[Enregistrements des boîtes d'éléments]
──────────────────────────────
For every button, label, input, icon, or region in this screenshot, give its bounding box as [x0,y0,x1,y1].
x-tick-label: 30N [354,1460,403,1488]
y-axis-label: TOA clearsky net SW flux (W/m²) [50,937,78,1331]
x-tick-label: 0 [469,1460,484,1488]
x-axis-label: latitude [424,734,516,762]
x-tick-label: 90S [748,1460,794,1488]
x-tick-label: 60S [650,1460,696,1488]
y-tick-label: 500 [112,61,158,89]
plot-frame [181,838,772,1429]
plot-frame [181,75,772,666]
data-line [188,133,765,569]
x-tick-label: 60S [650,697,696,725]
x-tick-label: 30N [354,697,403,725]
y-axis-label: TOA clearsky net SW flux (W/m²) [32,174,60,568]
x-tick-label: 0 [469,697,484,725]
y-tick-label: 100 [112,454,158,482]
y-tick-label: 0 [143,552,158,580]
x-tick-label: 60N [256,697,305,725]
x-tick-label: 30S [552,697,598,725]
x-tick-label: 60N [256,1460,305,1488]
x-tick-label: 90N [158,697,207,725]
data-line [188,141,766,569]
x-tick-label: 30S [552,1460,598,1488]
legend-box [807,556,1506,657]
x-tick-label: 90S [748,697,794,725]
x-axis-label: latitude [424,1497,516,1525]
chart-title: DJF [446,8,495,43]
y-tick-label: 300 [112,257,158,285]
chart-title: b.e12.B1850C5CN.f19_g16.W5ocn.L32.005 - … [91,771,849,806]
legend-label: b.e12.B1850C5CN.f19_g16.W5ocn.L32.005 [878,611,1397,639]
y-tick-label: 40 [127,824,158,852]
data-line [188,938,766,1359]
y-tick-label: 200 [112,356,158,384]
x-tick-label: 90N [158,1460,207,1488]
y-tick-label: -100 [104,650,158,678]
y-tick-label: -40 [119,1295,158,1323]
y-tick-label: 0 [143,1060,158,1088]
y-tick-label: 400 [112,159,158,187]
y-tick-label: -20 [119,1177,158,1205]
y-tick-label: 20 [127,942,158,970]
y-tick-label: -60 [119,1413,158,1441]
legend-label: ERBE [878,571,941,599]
──────────────────────────────
▶ _Consigne_:
Recopiez à l'identique chacune des lignes de la liste ci-dessus, sans en omettre aucune.

▶ _Réponse rédigée_:
For every button, label, input, icon, or region in this screenshot, give its bounding box as [x0,y0,x1,y1].
x-tick-label: 30N [354,1460,403,1488]
y-axis-label: TOA clearsky net SW flux (W/m²) [50,937,78,1331]
x-tick-label: 0 [469,1460,484,1488]
x-axis-label: latitude [424,734,516,762]
x-tick-label: 90S [748,1460,794,1488]
x-tick-label: 60S [650,1460,696,1488]
y-tick-label: 500 [112,61,158,89]
plot-frame [181,838,772,1429]
plot-frame [181,75,772,666]
data-line [188,133,765,569]
x-tick-label: 60S [650,697,696,725]
x-tick-label: 30N [354,697,403,725]
y-axis-label: TOA clearsky net SW flux (W/m²) [32,174,60,568]
x-tick-label: 0 [469,697,484,725]
y-tick-label: 100 [112,454,158,482]
y-tick-label: 0 [143,552,158,580]
x-tick-label: 60N [256,697,305,725]
x-tick-label: 30S [552,697,598,725]
x-tick-label: 60N [256,1460,305,1488]
x-tick-label: 90N [158,697,207,725]
data-line [188,141,766,569]
x-tick-label: 30S [552,1460,598,1488]
legend-box [807,556,1506,657]
x-tick-label: 90S [748,697,794,725]
x-axis-label: latitude [424,1497,516,1525]
chart-title: DJF [446,8,495,43]
y-tick-label: 300 [112,257,158,285]
chart-title: b.e12.B1850C5CN.f19_g16.W5ocn.L32.005 - … [91,771,849,806]
legend-label: b.e12.B1850C5CN.f19_g16.W5ocn.L32.005 [878,611,1397,639]
y-tick-label: 40 [127,824,158,852]
data-line [188,938,766,1359]
y-tick-label: 200 [112,356,158,384]
x-tick-label: 90N [158,1460,207,1488]
y-tick-label: -100 [104,650,158,678]
y-tick-label: -40 [119,1295,158,1323]
y-tick-label: 0 [143,1060,158,1088]
y-tick-label: 400 [112,159,158,187]
y-tick-label: -20 [119,1177,158,1205]
y-tick-label: 20 [127,942,158,970]
y-tick-label: -60 [119,1413,158,1441]
legend-label: ERBE [878,571,941,599]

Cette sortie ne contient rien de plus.